» **PROBLEM TO WORK ON**:
Hunt for the word "bemorlarga" across the entries below, copying each line that holds it.

------ RECORDS FOR THIS EXERCISE ------

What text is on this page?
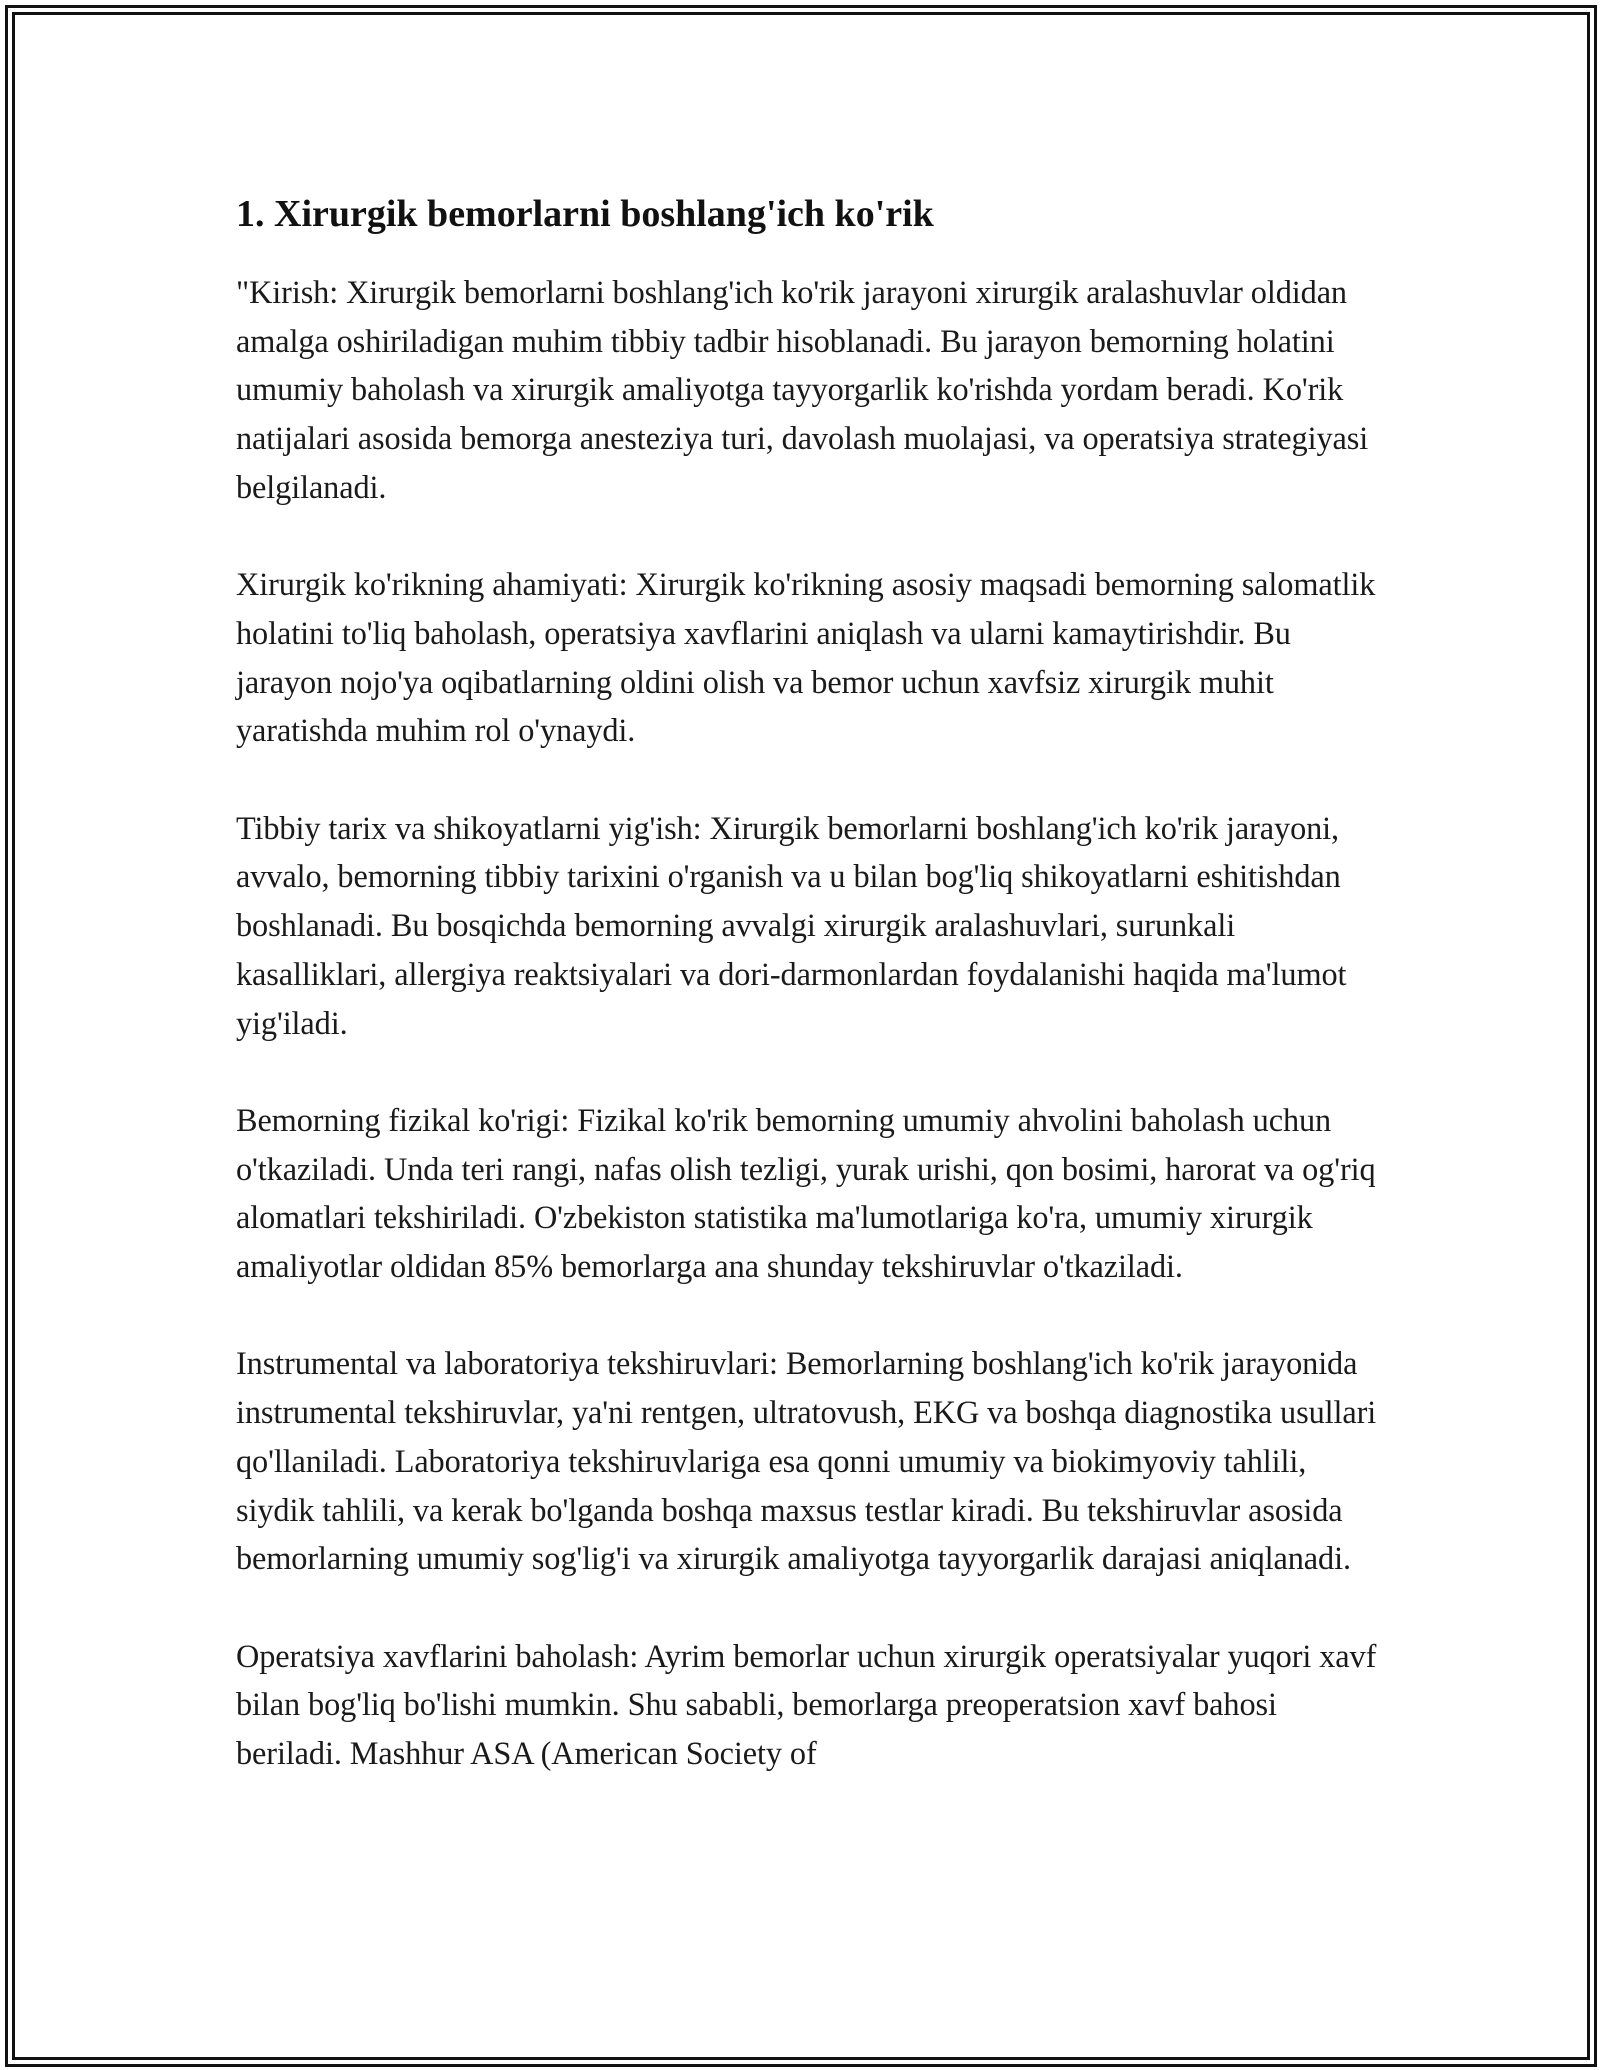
1. Xirurgik bemorlarni boshlang'ich ko'rik

"Kirish: Xirurgik bemorlarni boshlang'ich ko'rik jarayoni xirurgik aralashuvlar oldidan amalga oshiriladigan muhim tibbiy tadbir hisoblanadi. Bu jarayon bemorning holatini umumiy baholash va xirurgik amaliyotga tayyorgarlik ko'rishda yordam beradi. Ko'rik natijalari asosida bemorga anesteziya turi, davolash muolajasi, va operatsiya strategiyasi belgilanadi.

Xirurgik ko'rikning ahamiyati: Xirurgik ko'rikning asosiy maqsadi bemorning salomatlik holatini to'liq baholash, operatsiya xavflarini aniqlash va ularni kamaytirishdir. Bu jarayon nojo'ya oqibatlarning oldini olish va bemor uchun xavfsiz xirurgik muhit yaratishda muhim rol o'ynaydi.

Tibbiy tarix va shikoyatlarni yig'ish: Xirurgik bemorlarni boshlang'ich ko'rik jarayoni, avvalo, bemorning tibbiy tarixini o'rganish va u bilan bog'liq shikoyatlarni eshitishdan boshlanadi. Bu bosqichda bemorning avvalgi xirurgik aralashuvlari, surunkali kasalliklari, allergiya reaktsiyalari va dori-darmonlardan foydalanishi haqida ma'lumot yig'iladi.

Bemorning fizikal ko'rigi: Fizikal ko'rik bemorning umumiy ahvolini baholash uchun o'tkaziladi. Unda teri rangi, nafas olish tezligi, yurak urishi, qon bosimi, harorat va og'riq alomatlari tekshiriladi. O'zbekiston statistika ma'lumotlariga ko'ra, umumiy xirurgik amaliyotlar oldidan 85% bemorlarga ana shunday tekshiruvlar o'tkaziladi.

Instrumental va laboratoriya tekshiruvlari: Bemorlarning boshlang'ich ko'rik jarayonida instrumental tekshiruvlar, ya'ni rentgen, ultratovush, EKG va boshqa diagnostika usullari qo'llaniladi. Laboratoriya tekshiruvlariga esa qonni umumiy va biokimyoviy tahlili, siydik tahlili, va kerak bo'lganda boshqa maxsus testlar kiradi. Bu tekshiruvlar asosida bemorlarning umumiy sog'lig'i va xirurgik amaliyotga tayyorgarlik darajasi aniqlanadi.

Operatsiya xavflarini baholash: Ayrim bemorlar uchun xirurgik operatsiyalar yuqori xavf bilan bog'liq bo'lishi mumkin. Shu sababli, bemorlarga preoperatsion xavf bahosi beriladi. Mashhur ASA (American Society of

------

» **RESPONSE TO THIS EXERCISE**:
Bemorning fizikal ko'rigi: Fizikal ko'rik bemorning umumiy ahvolini baholash uchun o'tkaziladi. Unda teri rangi, nafas olish tezligi, yurak urishi, qon bosimi, harorat va og'riq alomatlari tekshiriladi. O'zbekiston statistika ma'lumotlariga ko'ra, umumiy xirurgik amaliyotlar oldidan 85% bemorlarga ana shunday tekshiruvlar o'tkaziladi.
Operatsiya xavflarini baholash: Ayrim bemorlar uchun xirurgik operatsiyalar yuqori xavf bilan bog'liq bo'lishi mumkin. Shu sababli, bemorlarga preoperatsion xavf bahosi beriladi. Mashhur ASA (American Society of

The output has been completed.